** Begin The input **

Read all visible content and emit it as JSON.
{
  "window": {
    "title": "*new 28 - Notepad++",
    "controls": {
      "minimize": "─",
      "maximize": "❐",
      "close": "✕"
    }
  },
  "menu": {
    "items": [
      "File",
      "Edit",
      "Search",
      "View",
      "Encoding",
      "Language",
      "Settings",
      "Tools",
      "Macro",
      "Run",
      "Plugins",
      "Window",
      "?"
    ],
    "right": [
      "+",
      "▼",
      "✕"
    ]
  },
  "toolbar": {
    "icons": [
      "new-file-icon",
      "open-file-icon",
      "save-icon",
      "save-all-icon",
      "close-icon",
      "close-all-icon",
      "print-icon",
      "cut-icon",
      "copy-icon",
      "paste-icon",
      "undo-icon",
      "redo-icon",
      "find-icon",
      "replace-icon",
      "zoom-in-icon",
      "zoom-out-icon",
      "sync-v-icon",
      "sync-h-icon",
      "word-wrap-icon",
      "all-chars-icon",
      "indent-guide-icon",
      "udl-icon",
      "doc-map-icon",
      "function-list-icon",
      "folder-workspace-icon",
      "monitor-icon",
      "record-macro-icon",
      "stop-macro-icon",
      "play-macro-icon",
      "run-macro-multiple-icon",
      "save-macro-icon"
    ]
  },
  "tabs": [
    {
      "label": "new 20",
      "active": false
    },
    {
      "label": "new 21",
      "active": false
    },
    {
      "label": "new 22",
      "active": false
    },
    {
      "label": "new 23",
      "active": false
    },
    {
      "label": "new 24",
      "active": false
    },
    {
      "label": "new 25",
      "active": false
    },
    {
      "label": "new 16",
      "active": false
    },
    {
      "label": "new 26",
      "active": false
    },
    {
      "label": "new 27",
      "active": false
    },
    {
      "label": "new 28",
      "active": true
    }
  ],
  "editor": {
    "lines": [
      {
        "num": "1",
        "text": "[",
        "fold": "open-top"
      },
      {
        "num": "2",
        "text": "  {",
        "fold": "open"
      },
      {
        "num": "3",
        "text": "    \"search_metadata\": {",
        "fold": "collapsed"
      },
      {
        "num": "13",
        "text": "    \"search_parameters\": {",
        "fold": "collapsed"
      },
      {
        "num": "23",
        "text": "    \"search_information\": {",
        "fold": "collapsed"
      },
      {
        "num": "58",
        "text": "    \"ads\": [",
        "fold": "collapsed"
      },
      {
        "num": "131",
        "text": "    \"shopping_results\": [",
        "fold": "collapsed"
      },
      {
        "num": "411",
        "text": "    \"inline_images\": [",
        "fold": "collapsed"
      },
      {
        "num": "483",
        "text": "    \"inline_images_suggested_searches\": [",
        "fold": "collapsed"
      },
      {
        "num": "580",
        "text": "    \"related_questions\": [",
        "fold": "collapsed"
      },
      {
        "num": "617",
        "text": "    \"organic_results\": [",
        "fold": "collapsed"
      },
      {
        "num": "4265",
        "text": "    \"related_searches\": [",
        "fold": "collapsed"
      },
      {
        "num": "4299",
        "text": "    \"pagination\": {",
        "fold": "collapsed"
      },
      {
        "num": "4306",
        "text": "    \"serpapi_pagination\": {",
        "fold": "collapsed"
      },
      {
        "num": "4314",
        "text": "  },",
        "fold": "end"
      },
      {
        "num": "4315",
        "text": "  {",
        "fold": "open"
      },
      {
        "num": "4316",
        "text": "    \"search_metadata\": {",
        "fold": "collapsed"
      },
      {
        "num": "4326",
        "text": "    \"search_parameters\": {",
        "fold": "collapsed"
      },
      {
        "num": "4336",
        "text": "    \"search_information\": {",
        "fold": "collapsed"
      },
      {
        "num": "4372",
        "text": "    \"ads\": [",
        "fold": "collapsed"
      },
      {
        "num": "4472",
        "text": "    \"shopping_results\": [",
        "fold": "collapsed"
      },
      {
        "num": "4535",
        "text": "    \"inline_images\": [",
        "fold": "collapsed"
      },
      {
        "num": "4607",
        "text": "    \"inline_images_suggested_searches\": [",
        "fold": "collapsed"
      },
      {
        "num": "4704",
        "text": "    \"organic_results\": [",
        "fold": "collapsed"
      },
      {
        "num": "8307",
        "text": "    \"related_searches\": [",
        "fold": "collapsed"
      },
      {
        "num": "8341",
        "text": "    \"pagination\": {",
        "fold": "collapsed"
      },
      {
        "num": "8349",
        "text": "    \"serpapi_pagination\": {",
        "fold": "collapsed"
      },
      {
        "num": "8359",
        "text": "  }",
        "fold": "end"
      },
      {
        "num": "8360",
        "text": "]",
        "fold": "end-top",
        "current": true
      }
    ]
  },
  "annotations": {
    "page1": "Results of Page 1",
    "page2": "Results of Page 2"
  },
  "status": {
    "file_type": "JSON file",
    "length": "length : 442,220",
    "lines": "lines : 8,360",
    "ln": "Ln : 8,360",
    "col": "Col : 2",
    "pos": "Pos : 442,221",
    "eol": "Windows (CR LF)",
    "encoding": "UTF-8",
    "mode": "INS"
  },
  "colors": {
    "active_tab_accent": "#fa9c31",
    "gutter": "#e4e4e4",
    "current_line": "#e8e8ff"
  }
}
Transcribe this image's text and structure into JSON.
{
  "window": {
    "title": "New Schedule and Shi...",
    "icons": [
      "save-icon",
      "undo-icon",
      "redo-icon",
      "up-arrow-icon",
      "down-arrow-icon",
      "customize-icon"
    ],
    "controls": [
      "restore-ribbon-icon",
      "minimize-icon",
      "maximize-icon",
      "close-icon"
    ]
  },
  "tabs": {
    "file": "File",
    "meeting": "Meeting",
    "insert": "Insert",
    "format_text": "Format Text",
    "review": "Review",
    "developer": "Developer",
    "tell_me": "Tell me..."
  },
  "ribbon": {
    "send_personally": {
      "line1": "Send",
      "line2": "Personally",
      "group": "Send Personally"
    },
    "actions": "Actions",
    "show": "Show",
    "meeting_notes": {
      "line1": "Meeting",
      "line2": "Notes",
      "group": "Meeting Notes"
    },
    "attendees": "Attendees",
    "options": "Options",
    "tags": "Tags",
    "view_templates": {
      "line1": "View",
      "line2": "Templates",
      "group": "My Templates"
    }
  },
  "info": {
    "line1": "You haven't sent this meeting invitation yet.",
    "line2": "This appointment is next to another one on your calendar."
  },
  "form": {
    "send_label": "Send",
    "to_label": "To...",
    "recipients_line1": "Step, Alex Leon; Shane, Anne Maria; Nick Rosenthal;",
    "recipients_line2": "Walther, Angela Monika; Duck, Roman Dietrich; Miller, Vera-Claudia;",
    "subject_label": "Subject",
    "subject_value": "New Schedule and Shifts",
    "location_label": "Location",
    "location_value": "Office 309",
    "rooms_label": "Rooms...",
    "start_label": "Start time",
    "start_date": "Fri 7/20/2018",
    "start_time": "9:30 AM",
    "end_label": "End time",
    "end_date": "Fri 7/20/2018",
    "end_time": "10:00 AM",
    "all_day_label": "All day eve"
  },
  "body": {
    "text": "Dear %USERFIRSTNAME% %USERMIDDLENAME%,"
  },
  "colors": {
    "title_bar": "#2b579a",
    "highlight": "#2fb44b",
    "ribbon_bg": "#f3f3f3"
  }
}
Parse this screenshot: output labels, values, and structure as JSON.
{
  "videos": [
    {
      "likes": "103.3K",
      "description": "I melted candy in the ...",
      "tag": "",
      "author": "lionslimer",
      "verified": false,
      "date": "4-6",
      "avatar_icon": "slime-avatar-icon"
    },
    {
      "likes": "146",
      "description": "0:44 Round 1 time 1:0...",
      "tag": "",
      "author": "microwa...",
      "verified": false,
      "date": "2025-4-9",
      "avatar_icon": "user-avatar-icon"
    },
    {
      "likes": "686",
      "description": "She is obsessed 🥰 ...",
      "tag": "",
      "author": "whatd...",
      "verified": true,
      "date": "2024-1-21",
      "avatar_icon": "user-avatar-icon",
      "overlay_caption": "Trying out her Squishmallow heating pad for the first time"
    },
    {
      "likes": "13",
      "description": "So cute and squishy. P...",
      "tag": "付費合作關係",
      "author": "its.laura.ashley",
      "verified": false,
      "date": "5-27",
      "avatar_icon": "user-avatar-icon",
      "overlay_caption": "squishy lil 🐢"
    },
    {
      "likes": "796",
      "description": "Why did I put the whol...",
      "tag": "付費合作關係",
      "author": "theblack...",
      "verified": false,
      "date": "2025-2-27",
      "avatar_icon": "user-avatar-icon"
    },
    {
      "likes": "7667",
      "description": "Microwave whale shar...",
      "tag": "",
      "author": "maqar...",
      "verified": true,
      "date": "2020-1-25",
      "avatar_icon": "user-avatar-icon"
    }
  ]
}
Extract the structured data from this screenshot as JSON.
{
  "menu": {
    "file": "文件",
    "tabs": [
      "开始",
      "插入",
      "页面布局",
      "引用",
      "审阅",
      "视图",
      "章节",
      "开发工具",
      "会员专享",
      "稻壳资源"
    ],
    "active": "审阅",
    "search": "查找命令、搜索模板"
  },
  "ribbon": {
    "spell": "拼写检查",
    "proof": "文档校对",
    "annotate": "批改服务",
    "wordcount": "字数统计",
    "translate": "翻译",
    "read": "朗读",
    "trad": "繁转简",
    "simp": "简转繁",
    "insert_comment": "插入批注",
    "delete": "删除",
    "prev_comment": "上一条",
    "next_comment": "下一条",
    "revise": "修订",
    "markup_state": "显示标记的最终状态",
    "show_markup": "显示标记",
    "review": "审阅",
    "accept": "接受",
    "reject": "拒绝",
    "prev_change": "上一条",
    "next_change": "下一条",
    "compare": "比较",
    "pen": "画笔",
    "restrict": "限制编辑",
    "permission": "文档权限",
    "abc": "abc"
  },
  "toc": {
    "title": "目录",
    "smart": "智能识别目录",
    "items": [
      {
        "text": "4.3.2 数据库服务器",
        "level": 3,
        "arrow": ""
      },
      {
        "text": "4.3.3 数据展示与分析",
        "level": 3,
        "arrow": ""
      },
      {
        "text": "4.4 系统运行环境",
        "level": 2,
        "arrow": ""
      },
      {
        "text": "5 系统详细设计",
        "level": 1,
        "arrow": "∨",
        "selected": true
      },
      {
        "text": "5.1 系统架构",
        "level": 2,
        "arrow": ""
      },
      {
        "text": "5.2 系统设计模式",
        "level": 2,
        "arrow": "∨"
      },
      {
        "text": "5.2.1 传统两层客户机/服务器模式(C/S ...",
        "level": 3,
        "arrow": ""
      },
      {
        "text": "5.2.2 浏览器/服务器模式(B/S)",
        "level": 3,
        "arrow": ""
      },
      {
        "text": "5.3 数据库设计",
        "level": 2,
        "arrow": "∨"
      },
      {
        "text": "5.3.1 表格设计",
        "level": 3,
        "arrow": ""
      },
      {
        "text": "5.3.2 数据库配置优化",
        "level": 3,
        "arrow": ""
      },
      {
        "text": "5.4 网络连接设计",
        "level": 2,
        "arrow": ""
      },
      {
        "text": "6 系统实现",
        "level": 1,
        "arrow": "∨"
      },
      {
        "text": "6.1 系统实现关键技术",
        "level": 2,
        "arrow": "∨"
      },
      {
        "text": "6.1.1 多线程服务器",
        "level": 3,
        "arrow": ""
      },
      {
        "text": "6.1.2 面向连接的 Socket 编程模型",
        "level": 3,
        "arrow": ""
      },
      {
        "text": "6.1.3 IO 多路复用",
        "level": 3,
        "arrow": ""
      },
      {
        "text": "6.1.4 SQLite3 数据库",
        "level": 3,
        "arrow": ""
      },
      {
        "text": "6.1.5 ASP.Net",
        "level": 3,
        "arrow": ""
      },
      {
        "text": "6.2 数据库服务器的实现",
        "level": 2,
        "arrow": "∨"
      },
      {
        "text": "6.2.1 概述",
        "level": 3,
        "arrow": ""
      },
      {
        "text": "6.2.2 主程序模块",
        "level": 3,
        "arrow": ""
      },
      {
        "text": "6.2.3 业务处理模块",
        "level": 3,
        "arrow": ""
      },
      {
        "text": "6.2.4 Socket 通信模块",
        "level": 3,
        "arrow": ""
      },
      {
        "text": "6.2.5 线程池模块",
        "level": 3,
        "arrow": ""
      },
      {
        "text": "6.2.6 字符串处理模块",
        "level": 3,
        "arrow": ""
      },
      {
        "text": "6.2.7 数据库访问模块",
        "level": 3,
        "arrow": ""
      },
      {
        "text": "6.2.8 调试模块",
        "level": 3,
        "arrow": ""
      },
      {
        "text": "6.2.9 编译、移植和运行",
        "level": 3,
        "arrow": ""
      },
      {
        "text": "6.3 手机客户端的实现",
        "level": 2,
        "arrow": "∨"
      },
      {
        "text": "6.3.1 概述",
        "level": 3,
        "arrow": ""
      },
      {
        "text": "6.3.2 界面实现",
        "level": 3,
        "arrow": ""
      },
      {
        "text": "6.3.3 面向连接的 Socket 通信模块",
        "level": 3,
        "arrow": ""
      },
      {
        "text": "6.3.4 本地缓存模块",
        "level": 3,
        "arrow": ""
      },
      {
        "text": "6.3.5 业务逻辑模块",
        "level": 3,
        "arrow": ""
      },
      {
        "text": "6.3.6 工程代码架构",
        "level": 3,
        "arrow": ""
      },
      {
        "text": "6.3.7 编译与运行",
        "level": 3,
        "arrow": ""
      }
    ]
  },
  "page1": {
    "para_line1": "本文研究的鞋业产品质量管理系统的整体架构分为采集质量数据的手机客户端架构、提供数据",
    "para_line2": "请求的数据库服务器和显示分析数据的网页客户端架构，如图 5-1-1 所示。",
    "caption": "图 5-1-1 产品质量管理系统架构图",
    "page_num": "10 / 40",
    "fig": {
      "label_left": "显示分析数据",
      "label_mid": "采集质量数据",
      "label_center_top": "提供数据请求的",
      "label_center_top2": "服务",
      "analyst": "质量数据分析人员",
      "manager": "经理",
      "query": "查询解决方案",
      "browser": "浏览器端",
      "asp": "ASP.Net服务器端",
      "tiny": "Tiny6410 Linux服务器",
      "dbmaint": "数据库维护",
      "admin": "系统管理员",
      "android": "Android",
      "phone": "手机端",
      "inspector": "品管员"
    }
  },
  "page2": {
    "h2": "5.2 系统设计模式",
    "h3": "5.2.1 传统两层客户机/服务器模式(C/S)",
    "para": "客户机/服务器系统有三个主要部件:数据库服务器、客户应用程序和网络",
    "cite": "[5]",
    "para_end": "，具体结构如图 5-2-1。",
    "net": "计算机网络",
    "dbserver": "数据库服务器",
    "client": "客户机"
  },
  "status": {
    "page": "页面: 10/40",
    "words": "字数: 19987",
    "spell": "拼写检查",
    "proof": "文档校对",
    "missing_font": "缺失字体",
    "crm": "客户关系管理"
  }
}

** End The input **

- **Task to complete**:
Show the lines where the word "save" appears in the entries.

- **The output**:
      "save-icon",
      "save-all-icon",
      "save-macro-icon"
      "save-icon",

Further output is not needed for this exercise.